THE INPUT:
————

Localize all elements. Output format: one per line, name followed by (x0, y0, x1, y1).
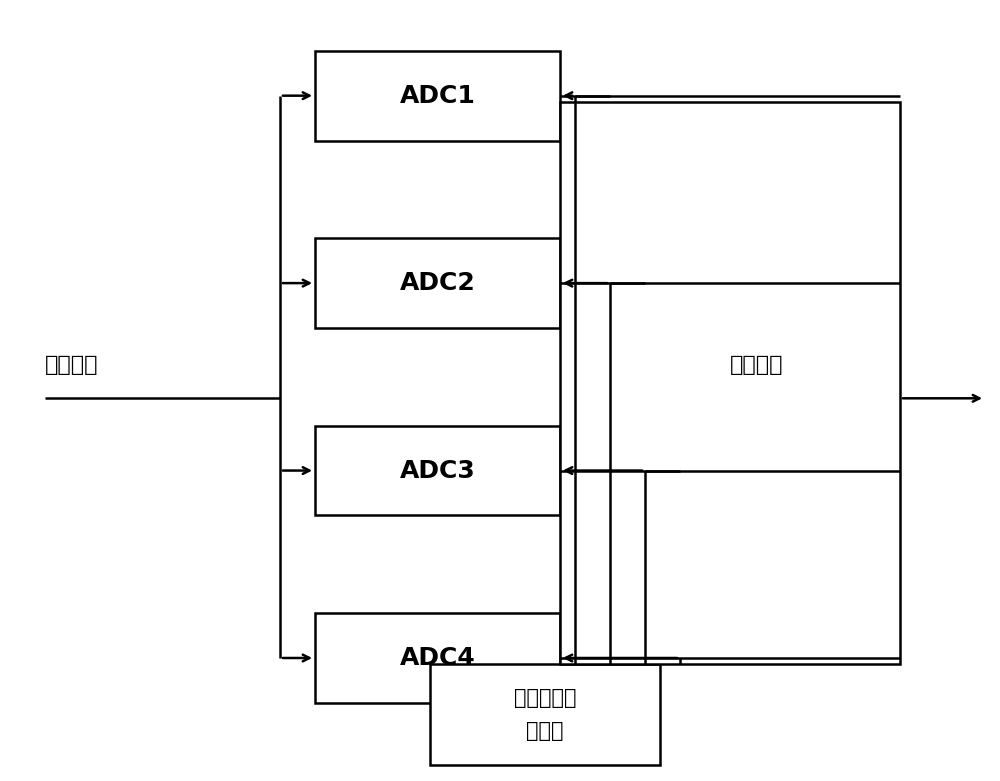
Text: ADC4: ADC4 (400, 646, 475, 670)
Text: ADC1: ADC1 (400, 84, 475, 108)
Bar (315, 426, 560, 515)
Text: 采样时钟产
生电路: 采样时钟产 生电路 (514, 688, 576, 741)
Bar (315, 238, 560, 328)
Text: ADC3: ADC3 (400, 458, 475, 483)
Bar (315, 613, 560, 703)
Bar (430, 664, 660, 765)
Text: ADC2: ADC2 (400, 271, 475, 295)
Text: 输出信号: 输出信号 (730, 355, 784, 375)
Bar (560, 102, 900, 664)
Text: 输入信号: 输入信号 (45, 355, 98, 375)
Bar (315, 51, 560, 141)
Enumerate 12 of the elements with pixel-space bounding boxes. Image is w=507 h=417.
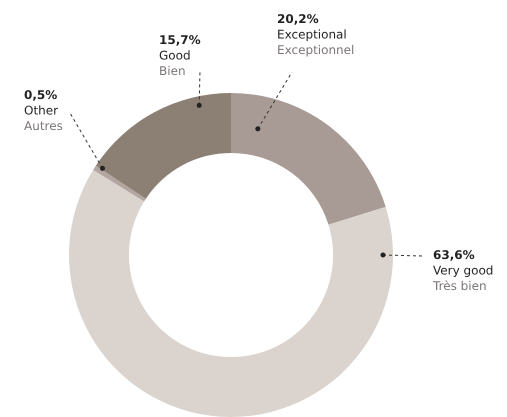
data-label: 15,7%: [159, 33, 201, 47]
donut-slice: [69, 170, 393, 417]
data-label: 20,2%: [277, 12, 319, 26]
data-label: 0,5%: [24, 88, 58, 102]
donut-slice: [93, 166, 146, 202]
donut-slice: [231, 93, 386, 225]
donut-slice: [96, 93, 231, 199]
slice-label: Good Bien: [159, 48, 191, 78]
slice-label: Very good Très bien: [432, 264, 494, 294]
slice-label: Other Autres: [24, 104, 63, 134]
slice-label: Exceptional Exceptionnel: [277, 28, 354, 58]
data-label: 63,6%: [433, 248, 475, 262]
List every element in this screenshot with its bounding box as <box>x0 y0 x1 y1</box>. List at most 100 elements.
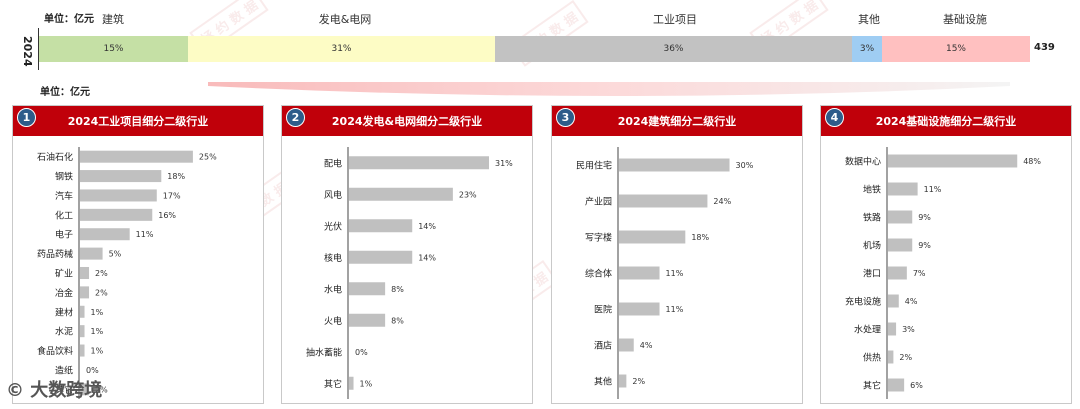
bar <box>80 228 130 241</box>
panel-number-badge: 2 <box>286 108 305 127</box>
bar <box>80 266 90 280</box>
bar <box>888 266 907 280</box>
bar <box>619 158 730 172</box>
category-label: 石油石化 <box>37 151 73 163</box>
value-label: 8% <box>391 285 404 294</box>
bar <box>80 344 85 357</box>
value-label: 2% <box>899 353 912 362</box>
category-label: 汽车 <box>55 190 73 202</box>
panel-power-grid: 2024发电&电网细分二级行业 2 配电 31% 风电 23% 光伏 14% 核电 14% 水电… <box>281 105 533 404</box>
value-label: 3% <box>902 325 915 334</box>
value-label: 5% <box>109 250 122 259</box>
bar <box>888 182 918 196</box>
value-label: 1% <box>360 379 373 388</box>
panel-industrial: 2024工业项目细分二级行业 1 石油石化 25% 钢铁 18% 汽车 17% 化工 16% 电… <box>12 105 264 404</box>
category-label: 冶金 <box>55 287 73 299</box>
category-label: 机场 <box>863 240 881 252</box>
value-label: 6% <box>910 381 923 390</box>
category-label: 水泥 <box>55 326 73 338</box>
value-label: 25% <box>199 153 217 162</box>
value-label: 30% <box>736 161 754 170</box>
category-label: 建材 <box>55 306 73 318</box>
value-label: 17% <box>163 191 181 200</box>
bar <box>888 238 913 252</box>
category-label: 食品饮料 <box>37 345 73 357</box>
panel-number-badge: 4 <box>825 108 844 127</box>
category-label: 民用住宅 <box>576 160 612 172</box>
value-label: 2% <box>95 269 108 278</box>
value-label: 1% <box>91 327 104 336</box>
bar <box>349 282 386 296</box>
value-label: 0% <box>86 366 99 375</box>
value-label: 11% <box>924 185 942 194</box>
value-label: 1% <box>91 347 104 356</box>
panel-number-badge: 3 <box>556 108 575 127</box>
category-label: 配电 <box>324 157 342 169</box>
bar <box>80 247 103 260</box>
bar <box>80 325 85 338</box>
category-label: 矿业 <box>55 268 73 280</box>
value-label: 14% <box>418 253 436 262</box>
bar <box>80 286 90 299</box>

————

INSTRUCTIONS FOR THE TASK:
Format all of the material above as a numbered list with one entry per line, leaving out any blank lines and the lines that stand for pictures.

WRITTEN ANSWER:
1. Localize all elements. Output format: one per line, name followed by (x0, y0, x1, y1).
2. Text: ADC4: ADC4 (400, 646, 475, 670)
3. Text: ADC1: ADC1 (400, 84, 475, 108)
4. Bar (315, 426, 560, 515)
5. Text: 采样时钟产
6. 生电路: 采样时钟产 生电路 (514, 688, 576, 741)
7. Bar (315, 238, 560, 328)
8. Text: ADC3: ADC3 (400, 458, 475, 483)
9. Bar (315, 613, 560, 703)
10. Bar (430, 664, 660, 765)
11. Text: ADC2: ADC2 (400, 271, 475, 295)
12. Text: 输出信号: 输出信号 (730, 355, 784, 375)
13. Bar (560, 102, 900, 664)
14. Text: 输入信号: 输入信号 (45, 355, 98, 375)
15. Bar (315, 51, 560, 141)
16. Enumerate 12 of the elements with pixel-space bounding boxes. Image is w=507 h=417.
17. data-label: 15,7%: [159, 33, 201, 47]
18. donut-slice: [69, 170, 393, 417]
19. data-label: 20,2%: [277, 12, 319, 26]
20. data-label: 0,5%: [24, 88, 58, 102]
21. donut-slice: [93, 166, 146, 202]
22. donut-slice: [231, 93, 386, 225]
23. donut-slice: [96, 93, 231, 199]
24. slice-label: Good Bien: [159, 48, 191, 78]
25. slice-label: Very good Très bien: [432, 264, 494, 294]
26. slice-label: Other Autres: [24, 104, 63, 134]
27. slice-label: Exceptional Exceptionnel: [277, 28, 354, 58]
28. data-label: 63,6%: [433, 248, 475, 262]
29. List every element in this screenshot with its bounding box as <box>x0 y0 x1 y1</box>. List at most 100 elements.
30. bar <box>80 228 130 241</box>
31. panel-number-badge: 2 <box>286 108 305 127</box>
32. bar <box>80 266 90 280</box>
33. bar <box>888 266 907 280</box>
34. bar <box>619 158 730 172</box>
35. category-label: 石油石化 <box>37 151 73 163</box>
36. value-label: 8% <box>391 285 404 294</box>
37. bar <box>80 344 85 357</box>
38. value-label: 2% <box>899 353 912 362</box>
39. category-label: 汽车 <box>55 190 73 202</box>
40. panel-power-grid: 2024发电&电网细分二级行业 2 配电 31% 风电 23% 光伏 14% 核电 14% 水电… <box>281 105 533 404</box>
41. value-label: 3% <box>902 325 915 334</box>
42. value-label: 5% <box>109 250 122 259</box>
43. bar <box>888 182 918 196</box>
44. value-label: 1% <box>360 379 373 388</box>
45. panel-industrial: 2024工业项目细分二级行业 1 石油石化 25% 钢铁 18% 汽车 17% 化工 16% 电… <box>12 105 264 404</box>
46. category-label: 冶金 <box>55 287 73 299</box>
47. category-label: 机场 <box>863 240 881 252</box>
48. value-label: 6% <box>910 381 923 390</box>
49. category-label: 水泥 <box>55 326 73 338</box>
50. value-label: 25% <box>199 153 217 162</box>
51. value-label: 30% <box>736 161 754 170</box>
52. category-label: 建材 <box>55 306 73 318</box>
53. value-label: 17% <box>163 191 181 200</box>
54. bar <box>888 238 913 252</box>
55. category-label: 食品饮料 <box>37 345 73 357</box>
56. panel-number-badge: 4 <box>825 108 844 127</box>
57. category-label: 民用住宅 <box>576 160 612 172</box>
58. value-label: 2% <box>95 269 108 278</box>
59. value-label: 1% <box>91 327 104 336</box>
60. bar <box>349 282 386 296</box>
61. value-label: 0% <box>86 366 99 375</box>
62. value-label: 11% <box>924 185 942 194</box>
63. value-label: 1% <box>91 347 104 356</box>
64. panel-number-badge: 3 <box>556 108 575 127</box>
65. category-label: 配电 <box>324 157 342 169</box>
66. bar <box>80 247 103 260</box>
67. bar <box>80 325 85 338</box>
68. category-label: 矿业 <box>55 268 73 280</box>
69. value-label: 14% <box>418 253 436 262</box>
70. bar <box>80 286 90 299</box>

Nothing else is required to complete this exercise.